*** Supplied entries

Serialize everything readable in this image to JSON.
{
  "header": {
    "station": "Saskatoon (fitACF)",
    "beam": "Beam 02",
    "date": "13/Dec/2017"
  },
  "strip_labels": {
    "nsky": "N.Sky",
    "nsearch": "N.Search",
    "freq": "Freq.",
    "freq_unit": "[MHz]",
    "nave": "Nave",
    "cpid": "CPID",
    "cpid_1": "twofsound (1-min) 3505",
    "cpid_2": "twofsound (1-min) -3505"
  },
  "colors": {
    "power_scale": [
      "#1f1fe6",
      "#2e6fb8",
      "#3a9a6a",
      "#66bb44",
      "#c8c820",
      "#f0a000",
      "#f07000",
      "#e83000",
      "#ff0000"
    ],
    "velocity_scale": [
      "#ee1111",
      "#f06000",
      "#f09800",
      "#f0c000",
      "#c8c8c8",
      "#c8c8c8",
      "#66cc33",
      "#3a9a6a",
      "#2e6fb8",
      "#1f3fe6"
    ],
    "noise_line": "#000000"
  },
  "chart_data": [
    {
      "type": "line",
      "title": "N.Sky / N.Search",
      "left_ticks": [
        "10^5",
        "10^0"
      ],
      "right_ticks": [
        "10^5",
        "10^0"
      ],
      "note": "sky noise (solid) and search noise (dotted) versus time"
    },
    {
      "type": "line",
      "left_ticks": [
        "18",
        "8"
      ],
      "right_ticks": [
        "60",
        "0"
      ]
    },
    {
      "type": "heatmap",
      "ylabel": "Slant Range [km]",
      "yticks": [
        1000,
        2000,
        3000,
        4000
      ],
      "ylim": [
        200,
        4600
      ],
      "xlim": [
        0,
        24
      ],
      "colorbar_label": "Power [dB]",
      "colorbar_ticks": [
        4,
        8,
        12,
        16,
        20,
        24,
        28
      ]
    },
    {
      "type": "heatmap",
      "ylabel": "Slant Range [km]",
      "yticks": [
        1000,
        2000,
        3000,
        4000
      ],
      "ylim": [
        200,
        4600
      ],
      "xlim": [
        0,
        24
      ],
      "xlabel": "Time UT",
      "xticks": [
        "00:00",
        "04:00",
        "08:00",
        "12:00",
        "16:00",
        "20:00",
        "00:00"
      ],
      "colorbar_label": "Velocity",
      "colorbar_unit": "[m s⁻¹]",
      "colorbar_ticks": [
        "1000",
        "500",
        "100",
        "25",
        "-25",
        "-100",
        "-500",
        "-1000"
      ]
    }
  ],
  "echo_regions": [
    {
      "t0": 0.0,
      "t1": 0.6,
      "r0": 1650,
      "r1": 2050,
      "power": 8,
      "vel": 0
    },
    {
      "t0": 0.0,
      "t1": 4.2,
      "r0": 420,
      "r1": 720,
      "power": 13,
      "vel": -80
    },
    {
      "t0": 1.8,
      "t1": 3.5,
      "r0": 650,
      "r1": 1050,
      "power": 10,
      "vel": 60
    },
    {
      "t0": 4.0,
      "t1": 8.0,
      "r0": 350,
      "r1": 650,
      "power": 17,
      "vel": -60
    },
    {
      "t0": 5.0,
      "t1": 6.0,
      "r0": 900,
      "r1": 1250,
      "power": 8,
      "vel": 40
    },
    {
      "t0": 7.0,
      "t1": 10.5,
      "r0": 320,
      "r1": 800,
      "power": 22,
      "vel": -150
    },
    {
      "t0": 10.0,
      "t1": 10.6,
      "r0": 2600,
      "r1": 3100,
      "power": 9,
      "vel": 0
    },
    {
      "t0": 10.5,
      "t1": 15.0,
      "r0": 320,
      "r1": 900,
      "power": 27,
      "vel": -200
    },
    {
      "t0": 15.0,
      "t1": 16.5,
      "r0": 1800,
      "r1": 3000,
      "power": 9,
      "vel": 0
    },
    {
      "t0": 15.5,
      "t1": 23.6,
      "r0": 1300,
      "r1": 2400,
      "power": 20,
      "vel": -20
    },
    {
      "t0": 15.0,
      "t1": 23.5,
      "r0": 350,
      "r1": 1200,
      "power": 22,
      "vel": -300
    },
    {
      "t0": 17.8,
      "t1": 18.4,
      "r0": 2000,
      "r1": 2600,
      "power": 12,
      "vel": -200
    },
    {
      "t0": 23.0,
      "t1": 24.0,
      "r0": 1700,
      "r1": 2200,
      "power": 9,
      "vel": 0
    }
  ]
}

******

◆ Task to complete
Quote the material exactly, leaving nothing out.

◆ Final result
Serialize everything readable in this image to JSON.
{
  "header": {
    "station": "Saskatoon (fitACF)",
    "beam": "Beam 02",
    "date": "13/Dec/2017"
  },
  "strip_labels": {
    "nsky": "N.Sky",
    "nsearch": "N.Search",
    "freq": "Freq.",
    "freq_unit": "[MHz]",
    "nave": "Nave",
    "cpid": "CPID",
    "cpid_1": "twofsound (1-min) 3505",
    "cpid_2": "twofsound (1-min) -3505"
  },
  "colors": {
    "power_scale": [
      "#1f1fe6",
      "#2e6fb8",
      "#3a9a6a",
      "#66bb44",
      "#c8c820",
      "#f0a000",
      "#f07000",
      "#e83000",
      "#ff0000"
    ],
    "velocity_scale": [
      "#ee1111",
      "#f06000",
      "#f09800",
      "#f0c000",
      "#c8c8c8",
      "#c8c8c8",
      "#66cc33",
      "#3a9a6a",
      "#2e6fb8",
      "#1f3fe6"
    ],
    "noise_line": "#000000"
  },
  "chart_data": [
    {
      "type": "line",
      "title": "N.Sky / N.Search",
      "left_ticks": [
        "10^5",
        "10^0"
      ],
      "right_ticks": [
        "10^5",
        "10^0"
      ],
      "note": "sky noise (solid) and search noise (dotted) versus time"
    },
    {
      "type": "line",
      "left_ticks": [
        "18",
        "8"
      ],
      "right_ticks": [
        "60",
        "0"
      ]
    },
    {
      "type": "heatmap",
      "ylabel": "Slant Range [km]",
      "yticks": [
        1000,
        2000,
        3000,
        4000
      ],
      "ylim": [
        200,
        4600
      ],
      "xlim": [
        0,
        24
      ],
      "colorbar_label": "Power [dB]",
      "colorbar_ticks": [
        4,
        8,
        12,
        16,
        20,
        24,
        28
      ]
    },
    {
      "type": "heatmap",
      "ylabel": "Slant Range [km]",
      "yticks": [
        1000,
        2000,
        3000,
        4000
      ],
      "ylim": [
        200,
        4600
      ],
      "xlim": [
        0,
        24
      ],
      "xlabel": "Time UT",
      "xticks": [
        "00:00",
        "04:00",
        "08:00",
        "12:00",
        "16:00",
        "20:00",
        "00:00"
      ],
      "colorbar_label": "Velocity",
      "colorbar_unit": "[m s⁻¹]",
      "colorbar_ticks": [
        "1000",
        "500",
        "100",
        "25",
        "-25",
        "-100",
        "-500",
        "-1000"
      ]
    }
  ],
  "echo_regions": [
    {
      "t0": 0.0,
      "t1": 0.6,
      "r0": 1650,
      "r1": 2050,
      "power": 8,
      "vel": 0
    },
    {
      "t0": 0.0,
      "t1": 4.2,
      "r0": 420,
      "r1": 720,
      "power": 13,
      "vel": -80
    },
    {
      "t0": 1.8,
      "t1": 3.5,
      "r0": 650,
      "r1": 1050,
      "power": 10,
      "vel": 60
    },
    {
      "t0": 4.0,
      "t1": 8.0,
      "r0": 350,
      "r1": 650,
      "power": 17,
      "vel": -60
    },
    {
      "t0": 5.0,
      "t1": 6.0,
      "r0": 900,
      "r1": 1250,
      "power": 8,
      "vel": 40
    },
    {
      "t0": 7.0,
      "t1": 10.5,
      "r0": 320,
      "r1": 800,
      "power": 22,
      "vel": -150
    },
    {
      "t0": 10.0,
      "t1": 10.6,
      "r0": 2600,
      "r1": 3100,
      "power": 9,
      "vel": 0
    },
    {
      "t0": 10.5,
      "t1": 15.0,
      "r0": 320,
      "r1": 900,
      "power": 27,
      "vel": -200
    },
    {
      "t0": 15.0,
      "t1": 16.5,
      "r0": 1800,
      "r1": 3000,
      "power": 9,
      "vel": 0
    },
    {
      "t0": 15.5,
      "t1": 23.6,
      "r0": 1300,
      "r1": 2400,
      "power": 20,
      "vel": -20
    },
    {
      "t0": 15.0,
      "t1": 23.5,
      "r0": 350,
      "r1": 1200,
      "power": 22,
      "vel": -300
    },
    {
      "t0": 17.8,
      "t1": 18.4,
      "r0": 2000,
      "r1": 2600,
      "power": 12,
      "vel": -200
    },
    {
      "t0": 23.0,
      "t1": 24.0,
      "r0": 1700,
      "r1": 2200,
      "power": 9,
      "vel": 0
    }
  ]
}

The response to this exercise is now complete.